* Set task
Examine each line of the data. Copy those that contain the string "vaistoaa".

* Given data

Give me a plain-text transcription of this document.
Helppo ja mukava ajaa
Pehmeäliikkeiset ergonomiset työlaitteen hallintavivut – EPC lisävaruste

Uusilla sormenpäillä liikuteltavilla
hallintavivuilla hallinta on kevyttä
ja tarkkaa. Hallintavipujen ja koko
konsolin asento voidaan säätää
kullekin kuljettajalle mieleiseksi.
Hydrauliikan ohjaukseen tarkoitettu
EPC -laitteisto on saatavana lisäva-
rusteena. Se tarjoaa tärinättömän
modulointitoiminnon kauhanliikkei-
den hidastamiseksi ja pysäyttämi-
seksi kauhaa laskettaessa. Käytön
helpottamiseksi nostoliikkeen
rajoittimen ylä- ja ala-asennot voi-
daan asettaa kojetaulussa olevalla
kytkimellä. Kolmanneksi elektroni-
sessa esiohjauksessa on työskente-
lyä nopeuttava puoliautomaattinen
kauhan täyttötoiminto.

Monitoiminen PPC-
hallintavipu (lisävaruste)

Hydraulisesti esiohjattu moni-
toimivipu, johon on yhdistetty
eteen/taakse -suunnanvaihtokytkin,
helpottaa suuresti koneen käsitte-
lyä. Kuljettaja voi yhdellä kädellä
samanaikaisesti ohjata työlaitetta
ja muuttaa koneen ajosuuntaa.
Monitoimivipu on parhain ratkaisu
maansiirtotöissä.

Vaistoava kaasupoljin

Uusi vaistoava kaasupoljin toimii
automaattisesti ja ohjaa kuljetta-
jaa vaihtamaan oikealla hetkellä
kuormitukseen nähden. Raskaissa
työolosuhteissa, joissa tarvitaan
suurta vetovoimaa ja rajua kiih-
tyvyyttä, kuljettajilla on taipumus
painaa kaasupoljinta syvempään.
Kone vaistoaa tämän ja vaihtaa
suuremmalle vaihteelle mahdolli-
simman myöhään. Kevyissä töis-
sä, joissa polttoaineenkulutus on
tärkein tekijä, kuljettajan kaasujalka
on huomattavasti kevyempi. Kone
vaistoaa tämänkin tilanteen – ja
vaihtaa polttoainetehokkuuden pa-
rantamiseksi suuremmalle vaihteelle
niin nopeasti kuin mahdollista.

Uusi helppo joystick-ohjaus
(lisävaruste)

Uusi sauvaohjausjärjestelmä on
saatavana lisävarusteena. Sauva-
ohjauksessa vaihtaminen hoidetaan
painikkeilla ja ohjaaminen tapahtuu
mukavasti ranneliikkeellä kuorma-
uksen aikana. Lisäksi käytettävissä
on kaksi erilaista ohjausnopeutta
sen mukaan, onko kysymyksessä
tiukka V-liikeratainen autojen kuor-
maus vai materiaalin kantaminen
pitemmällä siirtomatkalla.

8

...

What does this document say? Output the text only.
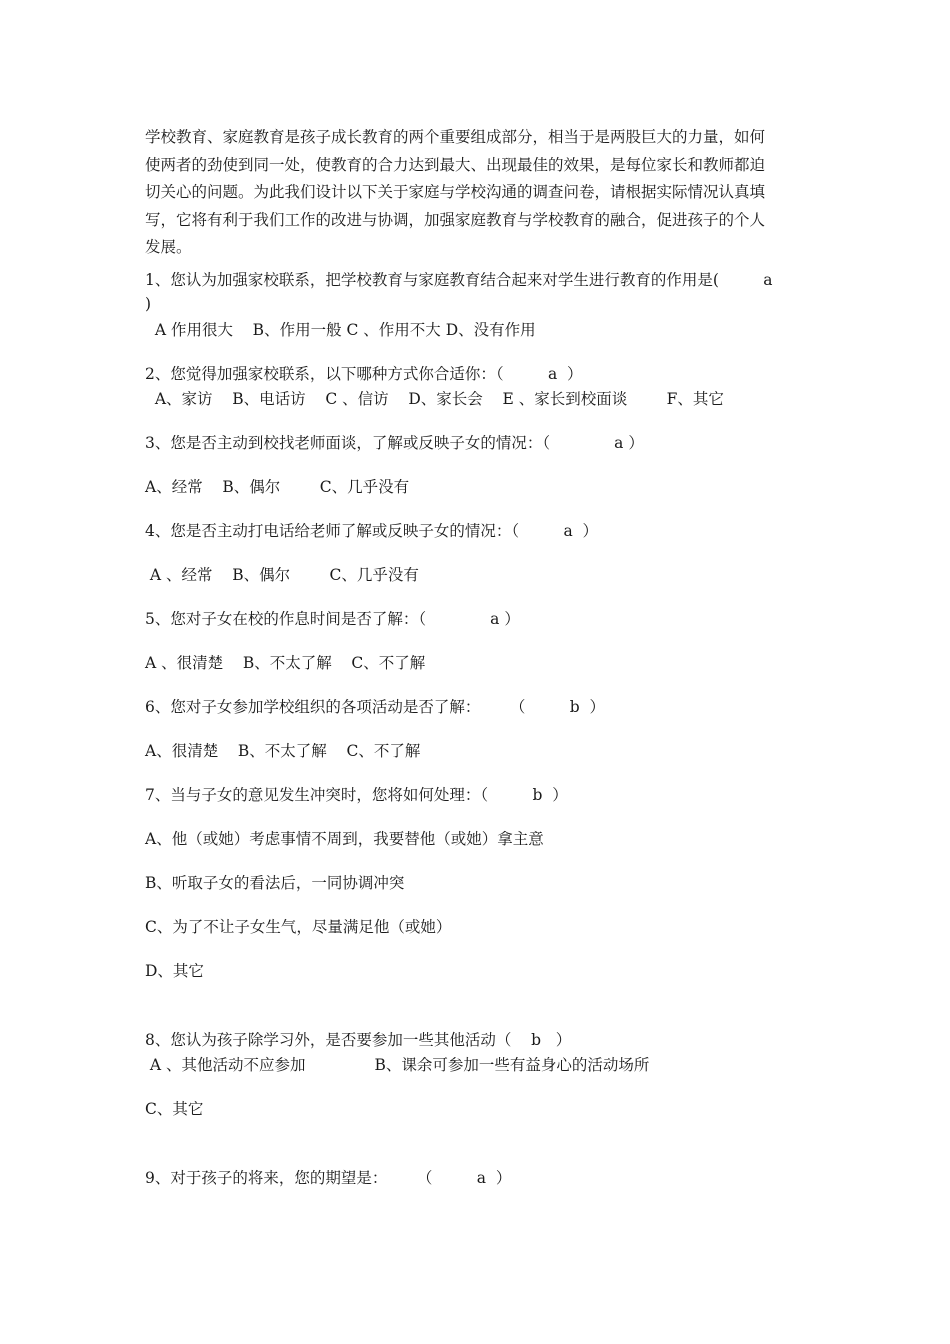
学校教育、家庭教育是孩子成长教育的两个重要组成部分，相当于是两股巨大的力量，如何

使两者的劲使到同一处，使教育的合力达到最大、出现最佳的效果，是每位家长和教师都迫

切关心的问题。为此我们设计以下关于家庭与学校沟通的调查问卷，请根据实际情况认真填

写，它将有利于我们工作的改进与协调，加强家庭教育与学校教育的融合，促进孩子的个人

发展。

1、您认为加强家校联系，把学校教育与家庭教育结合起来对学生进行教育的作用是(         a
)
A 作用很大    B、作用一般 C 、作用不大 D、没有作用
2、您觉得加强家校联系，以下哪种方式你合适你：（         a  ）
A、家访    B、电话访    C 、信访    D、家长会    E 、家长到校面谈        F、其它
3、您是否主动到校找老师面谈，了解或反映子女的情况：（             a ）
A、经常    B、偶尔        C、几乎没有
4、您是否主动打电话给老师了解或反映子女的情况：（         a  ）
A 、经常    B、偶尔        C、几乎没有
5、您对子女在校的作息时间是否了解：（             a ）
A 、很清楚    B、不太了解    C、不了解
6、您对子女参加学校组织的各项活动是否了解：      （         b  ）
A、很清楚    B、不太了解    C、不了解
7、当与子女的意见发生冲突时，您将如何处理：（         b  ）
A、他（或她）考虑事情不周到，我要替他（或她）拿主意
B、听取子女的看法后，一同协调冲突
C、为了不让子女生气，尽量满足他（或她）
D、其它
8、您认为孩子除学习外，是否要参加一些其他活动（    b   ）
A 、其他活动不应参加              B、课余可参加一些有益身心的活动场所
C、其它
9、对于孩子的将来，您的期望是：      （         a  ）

* Exercise solution
Kone vaistoaa tämän ja vaihtaa
vaistoaa tämänkin tilanteen – ja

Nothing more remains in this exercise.